* _EXERCISE INSTRUCTIONS_
From the listing below, return each line that includes "management".

* _INPUT_
□ □ □ □ □
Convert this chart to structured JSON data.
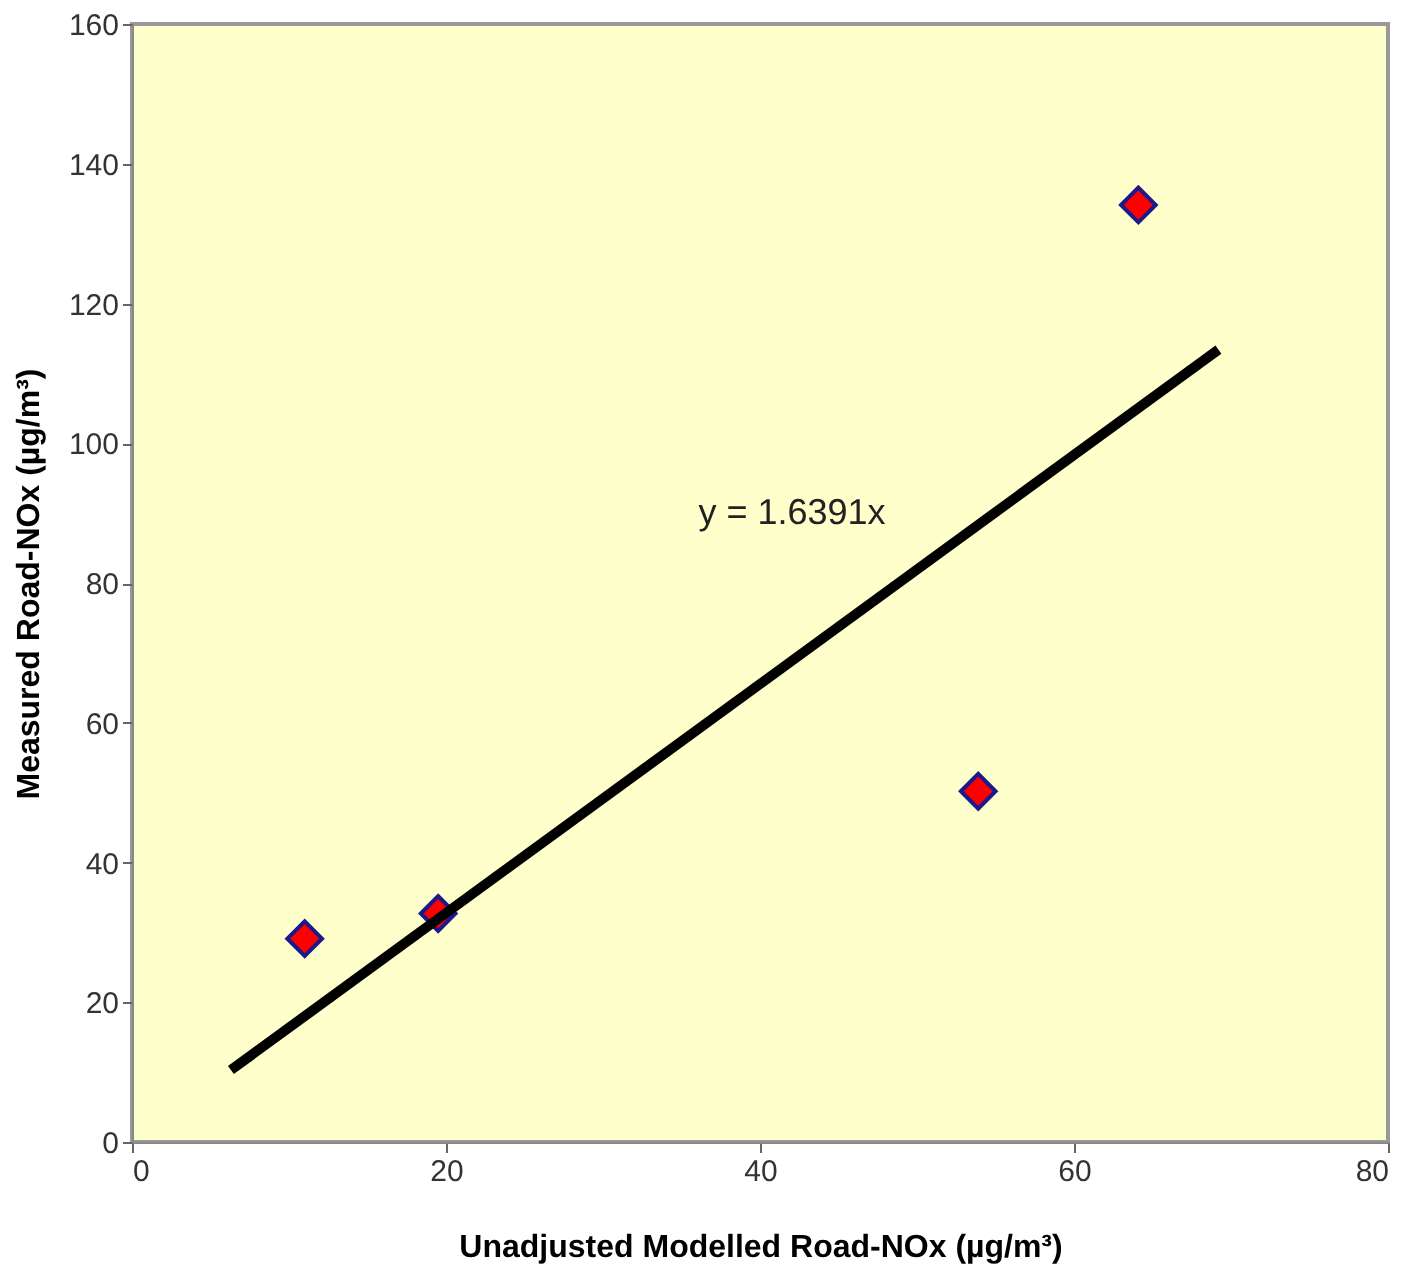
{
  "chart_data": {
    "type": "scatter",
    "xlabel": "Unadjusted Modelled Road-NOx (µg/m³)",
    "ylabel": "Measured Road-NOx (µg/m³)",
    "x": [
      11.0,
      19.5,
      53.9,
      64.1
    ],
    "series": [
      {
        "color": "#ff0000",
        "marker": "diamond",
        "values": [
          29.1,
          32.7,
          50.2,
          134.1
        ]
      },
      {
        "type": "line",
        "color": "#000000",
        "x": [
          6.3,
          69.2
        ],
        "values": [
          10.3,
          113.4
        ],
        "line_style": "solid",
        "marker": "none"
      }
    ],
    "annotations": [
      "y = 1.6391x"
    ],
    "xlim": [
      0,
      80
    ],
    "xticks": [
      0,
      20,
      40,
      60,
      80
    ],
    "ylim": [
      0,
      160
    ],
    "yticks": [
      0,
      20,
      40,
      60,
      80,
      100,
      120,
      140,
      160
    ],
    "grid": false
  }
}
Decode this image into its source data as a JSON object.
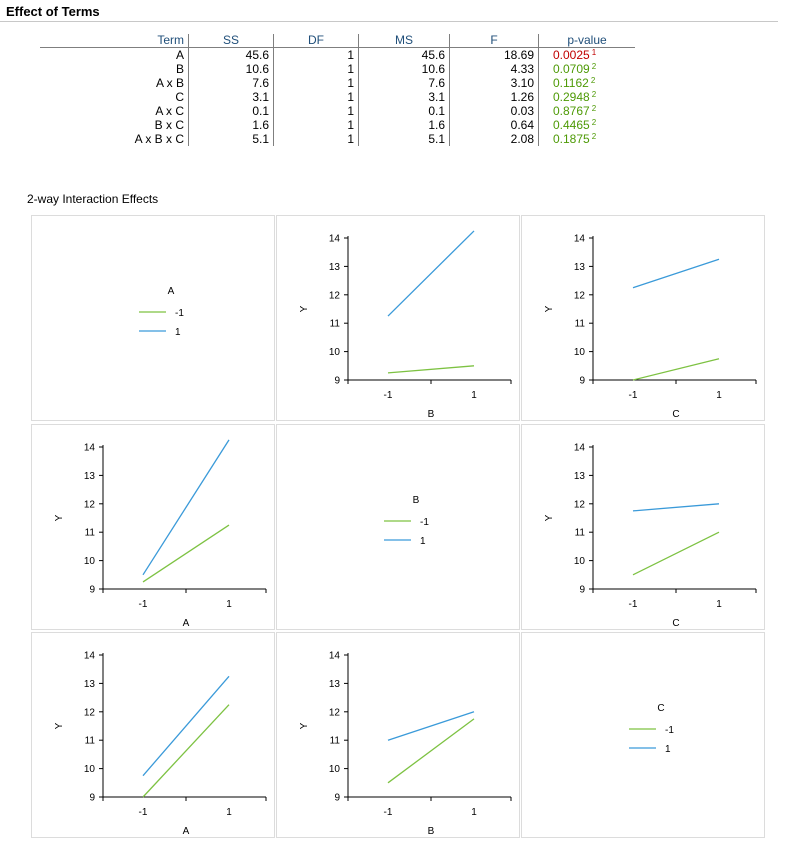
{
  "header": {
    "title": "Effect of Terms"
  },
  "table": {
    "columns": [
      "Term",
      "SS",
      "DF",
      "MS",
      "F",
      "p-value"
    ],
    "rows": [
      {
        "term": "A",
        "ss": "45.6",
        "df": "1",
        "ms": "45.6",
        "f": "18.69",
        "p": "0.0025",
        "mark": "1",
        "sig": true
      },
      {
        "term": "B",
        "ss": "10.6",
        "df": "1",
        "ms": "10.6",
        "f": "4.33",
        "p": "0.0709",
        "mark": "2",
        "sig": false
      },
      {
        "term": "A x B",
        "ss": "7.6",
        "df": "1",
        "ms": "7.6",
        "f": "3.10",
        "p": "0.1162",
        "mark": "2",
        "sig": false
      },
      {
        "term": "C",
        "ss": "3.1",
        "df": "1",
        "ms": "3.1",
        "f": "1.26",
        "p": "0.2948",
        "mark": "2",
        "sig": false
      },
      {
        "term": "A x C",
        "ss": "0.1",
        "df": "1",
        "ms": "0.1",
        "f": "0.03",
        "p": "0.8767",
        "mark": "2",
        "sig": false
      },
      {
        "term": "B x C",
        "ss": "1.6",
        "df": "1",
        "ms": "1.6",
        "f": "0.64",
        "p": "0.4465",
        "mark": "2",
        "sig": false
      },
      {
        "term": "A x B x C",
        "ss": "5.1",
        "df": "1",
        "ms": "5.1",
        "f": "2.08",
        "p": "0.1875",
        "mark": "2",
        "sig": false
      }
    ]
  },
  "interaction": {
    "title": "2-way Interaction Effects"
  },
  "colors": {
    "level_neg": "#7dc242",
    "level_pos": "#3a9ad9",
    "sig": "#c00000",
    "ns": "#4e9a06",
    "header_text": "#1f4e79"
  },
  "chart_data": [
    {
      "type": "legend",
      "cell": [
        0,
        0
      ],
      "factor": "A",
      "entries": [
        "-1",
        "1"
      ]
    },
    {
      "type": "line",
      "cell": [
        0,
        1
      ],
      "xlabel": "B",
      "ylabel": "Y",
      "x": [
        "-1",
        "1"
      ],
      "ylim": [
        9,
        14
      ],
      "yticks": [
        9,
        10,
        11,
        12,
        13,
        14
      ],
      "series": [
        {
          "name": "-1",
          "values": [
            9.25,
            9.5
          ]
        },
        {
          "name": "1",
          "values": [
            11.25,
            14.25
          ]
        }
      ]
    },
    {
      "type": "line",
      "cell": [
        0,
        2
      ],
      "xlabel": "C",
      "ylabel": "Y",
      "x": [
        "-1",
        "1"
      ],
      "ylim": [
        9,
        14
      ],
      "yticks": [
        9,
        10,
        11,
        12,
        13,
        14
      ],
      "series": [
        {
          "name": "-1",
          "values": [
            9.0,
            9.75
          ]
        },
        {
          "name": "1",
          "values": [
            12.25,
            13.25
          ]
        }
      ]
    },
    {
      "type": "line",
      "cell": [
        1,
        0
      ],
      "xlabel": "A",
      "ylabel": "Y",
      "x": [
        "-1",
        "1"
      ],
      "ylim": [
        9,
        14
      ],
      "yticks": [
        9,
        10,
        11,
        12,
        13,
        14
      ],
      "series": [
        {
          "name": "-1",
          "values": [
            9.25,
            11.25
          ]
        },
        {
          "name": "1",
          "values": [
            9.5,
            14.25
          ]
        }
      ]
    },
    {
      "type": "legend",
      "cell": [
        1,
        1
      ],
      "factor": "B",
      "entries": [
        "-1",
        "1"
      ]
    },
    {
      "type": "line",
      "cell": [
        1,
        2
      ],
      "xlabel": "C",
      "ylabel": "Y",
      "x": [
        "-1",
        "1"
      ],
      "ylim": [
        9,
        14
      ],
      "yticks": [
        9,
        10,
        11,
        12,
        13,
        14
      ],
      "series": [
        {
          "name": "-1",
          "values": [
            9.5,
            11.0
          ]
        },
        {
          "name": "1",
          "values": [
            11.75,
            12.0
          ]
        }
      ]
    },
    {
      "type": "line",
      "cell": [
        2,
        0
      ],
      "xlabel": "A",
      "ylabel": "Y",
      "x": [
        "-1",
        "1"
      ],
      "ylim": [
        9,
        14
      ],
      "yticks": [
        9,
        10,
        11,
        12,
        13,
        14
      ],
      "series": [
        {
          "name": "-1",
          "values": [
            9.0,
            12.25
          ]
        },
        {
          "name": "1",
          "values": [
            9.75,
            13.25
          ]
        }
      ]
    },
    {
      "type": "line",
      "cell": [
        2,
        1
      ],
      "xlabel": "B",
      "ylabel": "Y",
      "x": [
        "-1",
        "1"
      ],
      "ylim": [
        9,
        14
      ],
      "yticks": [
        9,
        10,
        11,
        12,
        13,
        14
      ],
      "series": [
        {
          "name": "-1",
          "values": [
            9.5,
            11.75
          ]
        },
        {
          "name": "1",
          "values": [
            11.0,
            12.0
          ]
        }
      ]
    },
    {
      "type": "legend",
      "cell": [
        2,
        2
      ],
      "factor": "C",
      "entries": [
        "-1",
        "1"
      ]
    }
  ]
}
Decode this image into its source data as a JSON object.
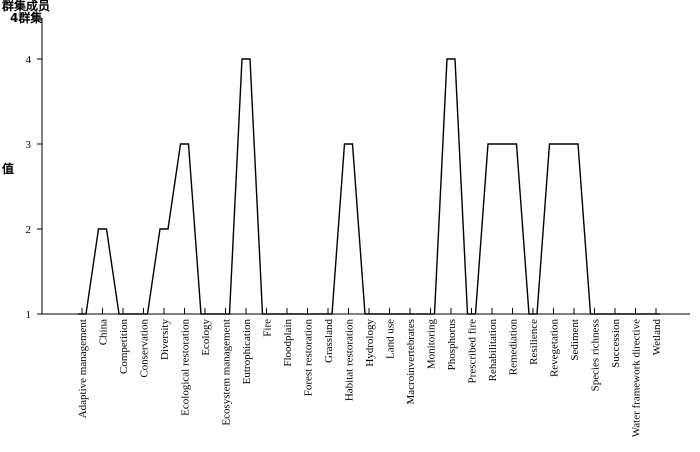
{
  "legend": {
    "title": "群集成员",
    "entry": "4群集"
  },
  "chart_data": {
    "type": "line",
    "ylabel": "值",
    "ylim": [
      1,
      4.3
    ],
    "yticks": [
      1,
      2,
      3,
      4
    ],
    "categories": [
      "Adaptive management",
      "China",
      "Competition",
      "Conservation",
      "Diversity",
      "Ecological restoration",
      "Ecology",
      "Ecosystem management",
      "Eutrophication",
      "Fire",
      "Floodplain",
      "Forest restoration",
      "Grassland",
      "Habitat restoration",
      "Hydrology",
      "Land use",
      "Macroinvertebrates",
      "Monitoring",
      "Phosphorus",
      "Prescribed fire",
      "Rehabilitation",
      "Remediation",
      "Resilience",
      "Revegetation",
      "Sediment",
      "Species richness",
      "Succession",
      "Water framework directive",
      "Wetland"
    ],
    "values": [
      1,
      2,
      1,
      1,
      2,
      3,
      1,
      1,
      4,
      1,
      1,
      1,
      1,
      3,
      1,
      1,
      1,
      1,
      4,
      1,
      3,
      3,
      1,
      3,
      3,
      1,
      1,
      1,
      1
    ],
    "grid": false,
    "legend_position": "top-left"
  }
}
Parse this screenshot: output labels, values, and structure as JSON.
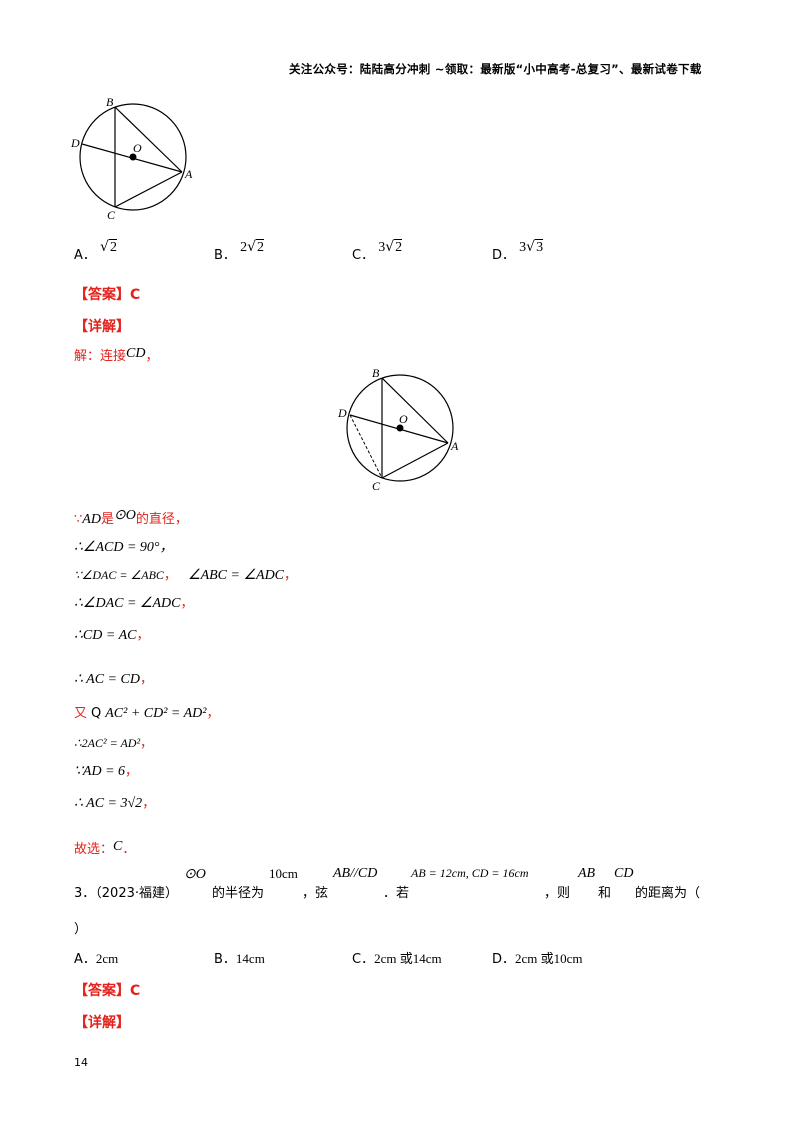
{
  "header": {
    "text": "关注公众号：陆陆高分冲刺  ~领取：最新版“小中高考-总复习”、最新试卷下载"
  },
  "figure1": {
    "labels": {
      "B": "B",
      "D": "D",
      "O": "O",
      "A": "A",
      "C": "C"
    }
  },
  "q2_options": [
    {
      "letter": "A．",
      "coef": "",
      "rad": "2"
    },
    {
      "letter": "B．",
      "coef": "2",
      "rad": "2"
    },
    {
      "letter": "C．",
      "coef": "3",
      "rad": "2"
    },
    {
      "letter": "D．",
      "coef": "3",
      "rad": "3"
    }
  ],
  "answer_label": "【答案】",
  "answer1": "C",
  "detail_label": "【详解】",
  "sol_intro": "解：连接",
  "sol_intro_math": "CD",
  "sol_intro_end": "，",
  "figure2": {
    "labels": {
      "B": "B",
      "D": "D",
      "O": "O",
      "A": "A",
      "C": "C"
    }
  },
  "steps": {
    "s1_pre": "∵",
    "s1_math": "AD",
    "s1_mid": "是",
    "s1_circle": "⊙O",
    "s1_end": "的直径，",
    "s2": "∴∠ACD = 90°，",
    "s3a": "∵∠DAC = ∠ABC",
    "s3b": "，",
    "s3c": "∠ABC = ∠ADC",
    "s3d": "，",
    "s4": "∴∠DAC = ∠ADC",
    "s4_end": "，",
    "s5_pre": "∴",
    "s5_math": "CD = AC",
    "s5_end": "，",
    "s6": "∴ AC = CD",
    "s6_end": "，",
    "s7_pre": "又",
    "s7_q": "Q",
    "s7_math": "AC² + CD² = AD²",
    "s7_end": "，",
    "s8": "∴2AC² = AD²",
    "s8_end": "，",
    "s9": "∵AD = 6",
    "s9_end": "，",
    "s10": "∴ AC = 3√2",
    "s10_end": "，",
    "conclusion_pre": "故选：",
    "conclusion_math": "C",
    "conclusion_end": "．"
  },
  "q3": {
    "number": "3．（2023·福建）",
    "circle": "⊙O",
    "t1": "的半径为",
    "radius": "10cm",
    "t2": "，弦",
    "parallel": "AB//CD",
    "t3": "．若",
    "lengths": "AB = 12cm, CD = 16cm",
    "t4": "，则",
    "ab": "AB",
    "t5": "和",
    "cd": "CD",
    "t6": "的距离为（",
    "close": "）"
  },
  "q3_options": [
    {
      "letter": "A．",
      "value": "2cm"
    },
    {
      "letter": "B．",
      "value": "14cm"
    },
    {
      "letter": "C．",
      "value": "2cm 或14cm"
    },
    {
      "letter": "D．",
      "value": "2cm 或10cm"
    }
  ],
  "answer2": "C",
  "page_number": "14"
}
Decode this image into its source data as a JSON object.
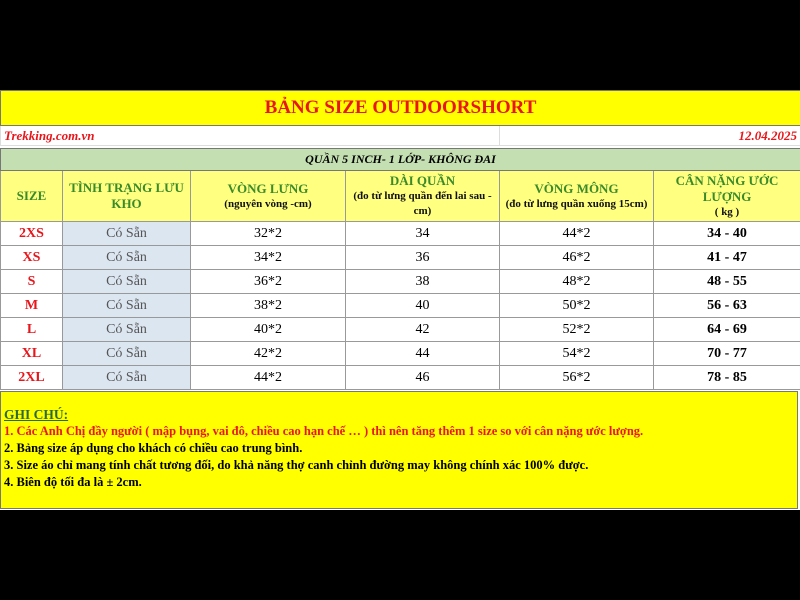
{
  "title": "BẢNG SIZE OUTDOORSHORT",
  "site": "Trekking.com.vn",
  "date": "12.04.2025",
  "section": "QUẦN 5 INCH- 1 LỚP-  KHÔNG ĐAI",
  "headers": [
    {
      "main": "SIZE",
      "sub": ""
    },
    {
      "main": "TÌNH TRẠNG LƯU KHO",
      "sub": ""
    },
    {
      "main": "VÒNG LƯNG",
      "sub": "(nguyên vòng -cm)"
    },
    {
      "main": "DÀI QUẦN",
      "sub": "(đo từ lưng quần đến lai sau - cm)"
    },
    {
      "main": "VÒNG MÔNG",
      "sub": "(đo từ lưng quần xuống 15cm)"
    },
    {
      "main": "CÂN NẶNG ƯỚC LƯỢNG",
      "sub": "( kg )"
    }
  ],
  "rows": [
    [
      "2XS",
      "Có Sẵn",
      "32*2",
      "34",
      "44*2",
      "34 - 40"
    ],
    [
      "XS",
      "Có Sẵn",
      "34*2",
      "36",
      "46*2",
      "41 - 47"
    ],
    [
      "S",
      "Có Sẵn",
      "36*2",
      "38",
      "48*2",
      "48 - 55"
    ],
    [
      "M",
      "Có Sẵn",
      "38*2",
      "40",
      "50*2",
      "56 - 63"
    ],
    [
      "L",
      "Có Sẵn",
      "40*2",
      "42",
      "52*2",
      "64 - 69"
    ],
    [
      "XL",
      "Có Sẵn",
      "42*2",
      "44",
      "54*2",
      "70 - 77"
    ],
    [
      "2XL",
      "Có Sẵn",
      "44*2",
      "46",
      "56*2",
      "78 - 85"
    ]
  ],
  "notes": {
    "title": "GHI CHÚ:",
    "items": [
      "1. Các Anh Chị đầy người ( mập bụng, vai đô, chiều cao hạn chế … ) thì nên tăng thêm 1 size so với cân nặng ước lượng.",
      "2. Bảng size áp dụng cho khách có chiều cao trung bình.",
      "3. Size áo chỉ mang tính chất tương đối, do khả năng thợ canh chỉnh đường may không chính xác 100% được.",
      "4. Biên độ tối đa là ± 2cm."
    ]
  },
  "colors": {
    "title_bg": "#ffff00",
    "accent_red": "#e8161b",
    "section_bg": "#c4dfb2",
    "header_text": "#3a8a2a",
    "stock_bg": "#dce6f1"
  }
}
□ □ □ □ □
* _FINISHED ANSWER_
      "Adaptive management",
      "Ecosystem management",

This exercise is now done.